(Figure content listings)
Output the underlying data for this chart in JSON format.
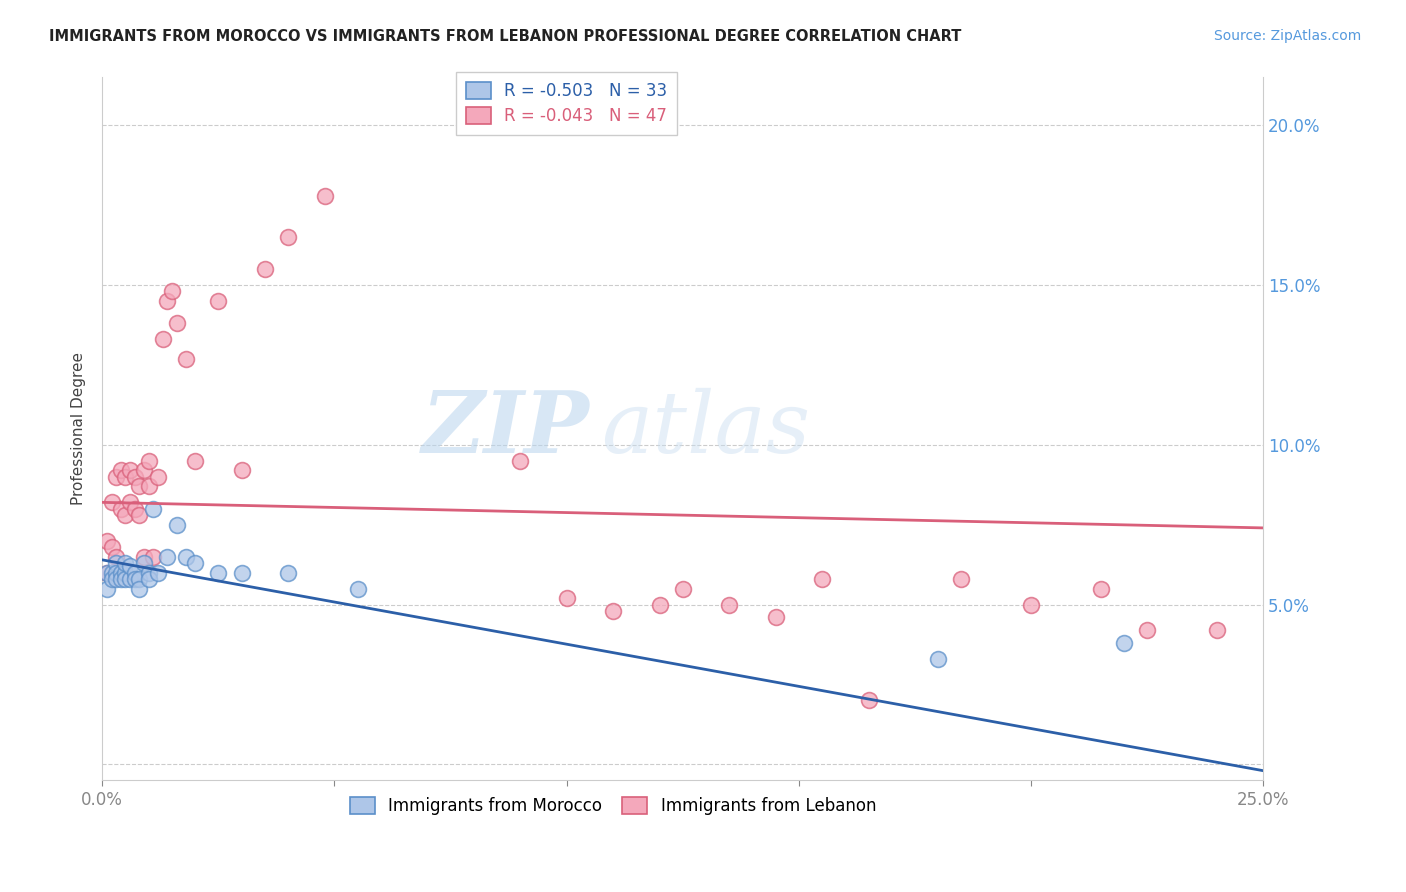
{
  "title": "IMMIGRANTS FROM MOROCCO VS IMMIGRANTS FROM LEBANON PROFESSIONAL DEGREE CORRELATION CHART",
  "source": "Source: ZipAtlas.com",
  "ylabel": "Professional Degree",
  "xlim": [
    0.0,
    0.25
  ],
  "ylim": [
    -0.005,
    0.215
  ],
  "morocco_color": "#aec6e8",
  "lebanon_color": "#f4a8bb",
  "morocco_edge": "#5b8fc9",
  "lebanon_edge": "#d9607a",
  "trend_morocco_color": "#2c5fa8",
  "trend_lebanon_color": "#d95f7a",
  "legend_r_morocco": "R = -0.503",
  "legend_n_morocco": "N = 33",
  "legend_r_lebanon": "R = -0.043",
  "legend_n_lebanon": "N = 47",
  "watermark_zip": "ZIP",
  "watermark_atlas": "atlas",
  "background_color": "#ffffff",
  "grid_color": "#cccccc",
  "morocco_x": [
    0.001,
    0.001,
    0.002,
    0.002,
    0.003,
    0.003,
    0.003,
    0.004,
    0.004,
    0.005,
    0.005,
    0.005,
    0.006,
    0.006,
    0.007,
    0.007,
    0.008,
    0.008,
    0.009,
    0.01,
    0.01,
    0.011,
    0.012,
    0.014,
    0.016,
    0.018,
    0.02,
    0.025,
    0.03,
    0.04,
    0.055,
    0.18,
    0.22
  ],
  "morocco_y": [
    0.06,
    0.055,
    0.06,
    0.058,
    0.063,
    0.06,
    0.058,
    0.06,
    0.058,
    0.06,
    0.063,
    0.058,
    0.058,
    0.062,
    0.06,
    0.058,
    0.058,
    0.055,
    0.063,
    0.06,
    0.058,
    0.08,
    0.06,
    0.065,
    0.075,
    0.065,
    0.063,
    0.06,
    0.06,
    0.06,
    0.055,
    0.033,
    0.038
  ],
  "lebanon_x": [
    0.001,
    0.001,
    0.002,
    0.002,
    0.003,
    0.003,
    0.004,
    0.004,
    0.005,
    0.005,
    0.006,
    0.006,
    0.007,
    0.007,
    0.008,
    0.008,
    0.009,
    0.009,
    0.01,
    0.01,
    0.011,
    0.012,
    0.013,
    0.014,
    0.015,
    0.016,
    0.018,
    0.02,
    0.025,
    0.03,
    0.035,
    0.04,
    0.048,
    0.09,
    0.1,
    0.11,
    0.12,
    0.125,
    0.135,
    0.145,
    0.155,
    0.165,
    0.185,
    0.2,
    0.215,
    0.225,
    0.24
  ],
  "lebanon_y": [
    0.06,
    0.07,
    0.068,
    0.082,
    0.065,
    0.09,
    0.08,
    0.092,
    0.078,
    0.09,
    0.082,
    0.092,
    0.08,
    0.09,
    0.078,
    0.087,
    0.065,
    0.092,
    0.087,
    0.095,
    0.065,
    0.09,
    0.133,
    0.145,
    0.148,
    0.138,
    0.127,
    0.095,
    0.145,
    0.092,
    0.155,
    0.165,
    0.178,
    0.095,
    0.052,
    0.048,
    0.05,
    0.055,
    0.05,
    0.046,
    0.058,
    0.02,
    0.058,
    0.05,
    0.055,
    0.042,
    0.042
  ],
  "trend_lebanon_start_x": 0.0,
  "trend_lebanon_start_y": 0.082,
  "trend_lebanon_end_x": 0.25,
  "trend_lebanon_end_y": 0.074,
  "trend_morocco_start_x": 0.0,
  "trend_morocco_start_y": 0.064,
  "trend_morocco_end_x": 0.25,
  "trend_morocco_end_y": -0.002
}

==

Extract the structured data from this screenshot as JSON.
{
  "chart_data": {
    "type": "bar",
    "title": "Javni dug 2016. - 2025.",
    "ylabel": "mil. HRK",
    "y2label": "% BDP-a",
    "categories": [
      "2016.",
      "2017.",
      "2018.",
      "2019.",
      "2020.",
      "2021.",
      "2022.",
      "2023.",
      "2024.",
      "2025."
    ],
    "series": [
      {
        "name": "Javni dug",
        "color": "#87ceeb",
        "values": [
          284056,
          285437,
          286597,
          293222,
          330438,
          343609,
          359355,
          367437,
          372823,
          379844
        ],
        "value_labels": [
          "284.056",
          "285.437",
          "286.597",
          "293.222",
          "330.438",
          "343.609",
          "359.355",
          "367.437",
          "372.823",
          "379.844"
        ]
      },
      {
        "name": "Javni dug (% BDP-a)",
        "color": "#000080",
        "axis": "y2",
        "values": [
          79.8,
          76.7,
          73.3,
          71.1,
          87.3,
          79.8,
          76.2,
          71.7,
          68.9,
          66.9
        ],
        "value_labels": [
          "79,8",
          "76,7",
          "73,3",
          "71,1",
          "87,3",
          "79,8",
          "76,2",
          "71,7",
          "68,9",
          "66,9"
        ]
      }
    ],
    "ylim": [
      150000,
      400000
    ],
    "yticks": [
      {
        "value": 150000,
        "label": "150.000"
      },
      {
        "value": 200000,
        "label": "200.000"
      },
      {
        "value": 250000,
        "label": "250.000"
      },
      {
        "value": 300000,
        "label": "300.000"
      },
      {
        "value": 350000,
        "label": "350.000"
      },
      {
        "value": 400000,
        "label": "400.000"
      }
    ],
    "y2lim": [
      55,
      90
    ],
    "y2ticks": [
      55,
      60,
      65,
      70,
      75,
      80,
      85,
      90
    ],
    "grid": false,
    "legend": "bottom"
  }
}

...

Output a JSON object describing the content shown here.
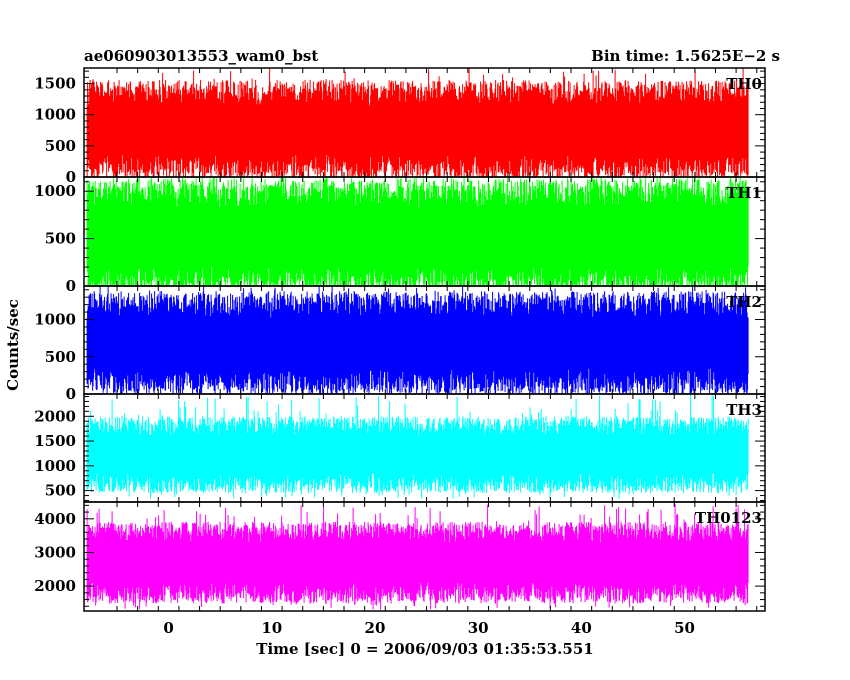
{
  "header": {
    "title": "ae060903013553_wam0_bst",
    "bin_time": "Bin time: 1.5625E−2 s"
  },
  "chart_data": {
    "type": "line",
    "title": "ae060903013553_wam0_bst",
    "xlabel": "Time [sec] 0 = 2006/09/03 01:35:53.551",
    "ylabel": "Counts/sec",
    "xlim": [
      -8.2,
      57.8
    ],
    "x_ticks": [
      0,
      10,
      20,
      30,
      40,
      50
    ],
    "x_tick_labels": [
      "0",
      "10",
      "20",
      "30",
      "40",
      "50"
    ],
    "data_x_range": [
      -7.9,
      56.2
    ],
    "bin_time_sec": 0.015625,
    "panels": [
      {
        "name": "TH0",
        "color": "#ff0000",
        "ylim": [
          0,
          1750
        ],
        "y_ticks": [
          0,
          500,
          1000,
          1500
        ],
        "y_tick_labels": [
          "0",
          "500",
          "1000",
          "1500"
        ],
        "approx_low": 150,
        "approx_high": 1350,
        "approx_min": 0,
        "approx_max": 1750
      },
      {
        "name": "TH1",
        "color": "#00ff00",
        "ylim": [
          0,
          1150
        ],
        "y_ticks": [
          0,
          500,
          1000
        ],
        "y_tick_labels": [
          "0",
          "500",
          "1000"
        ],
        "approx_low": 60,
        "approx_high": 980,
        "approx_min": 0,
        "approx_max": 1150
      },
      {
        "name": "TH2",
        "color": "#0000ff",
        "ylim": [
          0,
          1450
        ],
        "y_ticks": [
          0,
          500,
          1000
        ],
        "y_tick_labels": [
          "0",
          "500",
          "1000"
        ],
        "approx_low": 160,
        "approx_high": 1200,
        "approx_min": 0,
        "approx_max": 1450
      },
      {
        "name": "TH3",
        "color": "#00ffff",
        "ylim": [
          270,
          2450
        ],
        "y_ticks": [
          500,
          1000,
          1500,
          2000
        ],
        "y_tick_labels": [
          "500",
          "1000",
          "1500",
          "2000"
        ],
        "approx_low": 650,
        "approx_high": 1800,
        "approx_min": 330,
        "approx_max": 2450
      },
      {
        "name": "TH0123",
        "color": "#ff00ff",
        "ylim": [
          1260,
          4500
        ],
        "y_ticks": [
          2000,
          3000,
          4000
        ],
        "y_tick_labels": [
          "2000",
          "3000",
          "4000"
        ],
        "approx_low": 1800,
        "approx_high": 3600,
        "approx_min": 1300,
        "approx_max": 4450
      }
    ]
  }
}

What is needed | How many lines in the records above contain the word "JSON"? Reply with the number and nothing more.

Task solution | 3